TASK DIRECTIONS
Every record here should be printed again exactly.

Records from a collection

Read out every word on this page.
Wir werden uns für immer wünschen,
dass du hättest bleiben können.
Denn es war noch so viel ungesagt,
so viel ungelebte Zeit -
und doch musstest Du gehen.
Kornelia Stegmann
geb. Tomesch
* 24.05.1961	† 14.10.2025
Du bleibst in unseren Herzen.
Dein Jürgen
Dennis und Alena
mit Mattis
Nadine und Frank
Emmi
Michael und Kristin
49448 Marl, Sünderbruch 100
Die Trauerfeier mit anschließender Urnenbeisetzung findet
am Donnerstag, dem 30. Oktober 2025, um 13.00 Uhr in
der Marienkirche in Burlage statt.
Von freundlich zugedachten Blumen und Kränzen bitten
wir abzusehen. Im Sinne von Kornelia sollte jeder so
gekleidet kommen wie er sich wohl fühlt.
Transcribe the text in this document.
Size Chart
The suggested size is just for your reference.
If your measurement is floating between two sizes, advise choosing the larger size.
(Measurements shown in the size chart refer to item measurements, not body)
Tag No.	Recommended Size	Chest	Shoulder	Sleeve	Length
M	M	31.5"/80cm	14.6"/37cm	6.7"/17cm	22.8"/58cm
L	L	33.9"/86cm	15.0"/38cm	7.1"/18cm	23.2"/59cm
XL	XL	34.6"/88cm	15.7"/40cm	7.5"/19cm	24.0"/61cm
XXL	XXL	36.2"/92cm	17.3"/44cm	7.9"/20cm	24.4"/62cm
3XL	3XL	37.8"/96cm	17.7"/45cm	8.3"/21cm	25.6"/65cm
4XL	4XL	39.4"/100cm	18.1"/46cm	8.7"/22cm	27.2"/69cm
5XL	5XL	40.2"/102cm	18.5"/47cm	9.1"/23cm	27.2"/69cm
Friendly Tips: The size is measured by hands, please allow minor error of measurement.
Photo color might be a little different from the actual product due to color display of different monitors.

RESPONSE
Read out every word on this page.
Wir werden uns für immer wünschen,
dass du hättest bleiben können.
Denn es war noch so viel ungesagt,
so viel ungelebte Zeit -
und doch musstest Du gehen.
Kornelia Stegmann
geb. Tomesch
* 24.05.1961	† 14.10.2025
Du bleibst in unseren Herzen.
Dein Jürgen
Dennis und Alena
mit Mattis
Nadine und Frank
Emmi
Michael und Kristin
49448 Marl, Sünderbruch 100
Die Trauerfeier mit anschließender Urnenbeisetzung findet
am Donnerstag, dem 30. Oktober 2025, um 13.00 Uhr in
der Marienkirche in Burlage statt.
Von freundlich zugedachten Blumen und Kränzen bitten
wir abzusehen. Im Sinne von Kornelia sollte jeder so
gekleidet kommen wie er sich wohl fühlt.
Transcribe the text in this document.
Size Chart
The suggested size is just for your reference.
If your measurement is floating between two sizes, advise choosing the larger size.
(Measurements shown in the size chart refer to item measurements, not body)
Tag No.	Recommended Size	Chest	Shoulder	Sleeve	Length
M	M	31.5"/80cm	14.6"/37cm	6.7"/17cm	22.8"/58cm
L	L	33.9"/86cm	15.0"/38cm	7.1"/18cm	23.2"/59cm
XL	XL	34.6"/88cm	15.7"/40cm	7.5"/19cm	24.0"/61cm
XXL	XXL	36.2"/92cm	17.3"/44cm	7.9"/20cm	24.4"/62cm
3XL	3XL	37.8"/96cm	17.7"/45cm	8.3"/21cm	25.6"/65cm
4XL	4XL	39.4"/100cm	18.1"/46cm	8.7"/22cm	27.2"/69cm
5XL	5XL	40.2"/102cm	18.5"/47cm	9.1"/23cm	27.2"/69cm
Friendly Tips: The size is measured by hands, please allow minor error of measurement.
Photo color might be a little different from the actual product due to color display of different monitors.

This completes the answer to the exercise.